>>
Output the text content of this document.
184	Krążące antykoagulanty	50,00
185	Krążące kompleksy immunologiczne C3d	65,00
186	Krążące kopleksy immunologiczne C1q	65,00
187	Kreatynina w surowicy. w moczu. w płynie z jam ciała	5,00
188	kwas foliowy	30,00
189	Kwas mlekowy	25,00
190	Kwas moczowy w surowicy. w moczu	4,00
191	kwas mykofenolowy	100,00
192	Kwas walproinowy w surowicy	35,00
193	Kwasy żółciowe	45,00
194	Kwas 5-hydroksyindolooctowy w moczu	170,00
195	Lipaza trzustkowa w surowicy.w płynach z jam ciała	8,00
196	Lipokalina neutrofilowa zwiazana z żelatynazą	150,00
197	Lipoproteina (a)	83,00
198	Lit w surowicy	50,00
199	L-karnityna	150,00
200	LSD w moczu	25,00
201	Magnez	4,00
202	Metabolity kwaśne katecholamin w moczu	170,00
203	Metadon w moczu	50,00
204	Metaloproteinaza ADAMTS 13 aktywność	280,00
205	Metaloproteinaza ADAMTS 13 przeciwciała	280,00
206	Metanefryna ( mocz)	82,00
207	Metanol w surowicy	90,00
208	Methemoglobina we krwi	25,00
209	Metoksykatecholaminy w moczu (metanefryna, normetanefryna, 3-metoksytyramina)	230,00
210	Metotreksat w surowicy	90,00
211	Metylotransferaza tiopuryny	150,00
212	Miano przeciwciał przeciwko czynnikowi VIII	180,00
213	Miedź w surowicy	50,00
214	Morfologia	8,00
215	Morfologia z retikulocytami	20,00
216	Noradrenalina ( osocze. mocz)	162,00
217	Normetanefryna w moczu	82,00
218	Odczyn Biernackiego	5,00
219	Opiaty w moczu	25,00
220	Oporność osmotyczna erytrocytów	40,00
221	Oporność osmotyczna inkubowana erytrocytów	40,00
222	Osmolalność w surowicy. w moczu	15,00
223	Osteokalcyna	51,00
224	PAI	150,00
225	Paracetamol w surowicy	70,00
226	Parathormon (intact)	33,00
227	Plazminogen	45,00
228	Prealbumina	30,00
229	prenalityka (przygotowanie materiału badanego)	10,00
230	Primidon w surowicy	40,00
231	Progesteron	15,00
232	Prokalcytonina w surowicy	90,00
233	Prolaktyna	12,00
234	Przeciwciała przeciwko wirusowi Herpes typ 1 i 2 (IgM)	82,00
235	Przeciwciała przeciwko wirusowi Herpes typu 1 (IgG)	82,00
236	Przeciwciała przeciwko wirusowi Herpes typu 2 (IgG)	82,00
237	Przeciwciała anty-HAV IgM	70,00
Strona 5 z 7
<<
WHAT THIS TASK INVOLVES: Print out all of the records above, word for word.

EXERCISE RESPONSE:
Output the text content of this document.
184	Krążące antykoagulanty	50,00
185	Krążące kompleksy immunologiczne C3d	65,00
186	Krążące kopleksy immunologiczne C1q	65,00
187	Kreatynina w surowicy. w moczu. w płynie z jam ciała	5,00
188	kwas foliowy	30,00
189	Kwas mlekowy	25,00
190	Kwas moczowy w surowicy. w moczu	4,00
191	kwas mykofenolowy	100,00
192	Kwas walproinowy w surowicy	35,00
193	Kwasy żółciowe	45,00
194	Kwas 5-hydroksyindolooctowy w moczu	170,00
195	Lipaza trzustkowa w surowicy.w płynach z jam ciała	8,00
196	Lipokalina neutrofilowa zwiazana z żelatynazą	150,00
197	Lipoproteina (a)	83,00
198	Lit w surowicy	50,00
199	L-karnityna	150,00
200	LSD w moczu	25,00
201	Magnez	4,00
202	Metabolity kwaśne katecholamin w moczu	170,00
203	Metadon w moczu	50,00
204	Metaloproteinaza ADAMTS 13 aktywność	280,00
205	Metaloproteinaza ADAMTS 13 przeciwciała	280,00
206	Metanefryna ( mocz)	82,00
207	Metanol w surowicy	90,00
208	Methemoglobina we krwi	25,00
209	Metoksykatecholaminy w moczu (metanefryna, normetanefryna, 3-metoksytyramina)	230,00
210	Metotreksat w surowicy	90,00
211	Metylotransferaza tiopuryny	150,00
212	Miano przeciwciał przeciwko czynnikowi VIII	180,00
213	Miedź w surowicy	50,00
214	Morfologia	8,00
215	Morfologia z retikulocytami	20,00
216	Noradrenalina ( osocze. mocz)	162,00
217	Normetanefryna w moczu	82,00
218	Odczyn Biernackiego	5,00
219	Opiaty w moczu	25,00
220	Oporność osmotyczna erytrocytów	40,00
221	Oporność osmotyczna inkubowana erytrocytów	40,00
222	Osmolalność w surowicy. w moczu	15,00
223	Osteokalcyna	51,00
224	PAI	150,00
225	Paracetamol w surowicy	70,00
226	Parathormon (intact)	33,00
227	Plazminogen	45,00
228	Prealbumina	30,00
229	prenalityka (przygotowanie materiału badanego)	10,00
230	Primidon w surowicy	40,00
231	Progesteron	15,00
232	Prokalcytonina w surowicy	90,00
233	Prolaktyna	12,00
234	Przeciwciała przeciwko wirusowi Herpes typ 1 i 2 (IgM)	82,00
235	Przeciwciała przeciwko wirusowi Herpes typu 1 (IgG)	82,00
236	Przeciwciała przeciwko wirusowi Herpes typu 2 (IgG)	82,00
237	Przeciwciała anty-HAV IgM	70,00
Strona 5 z 7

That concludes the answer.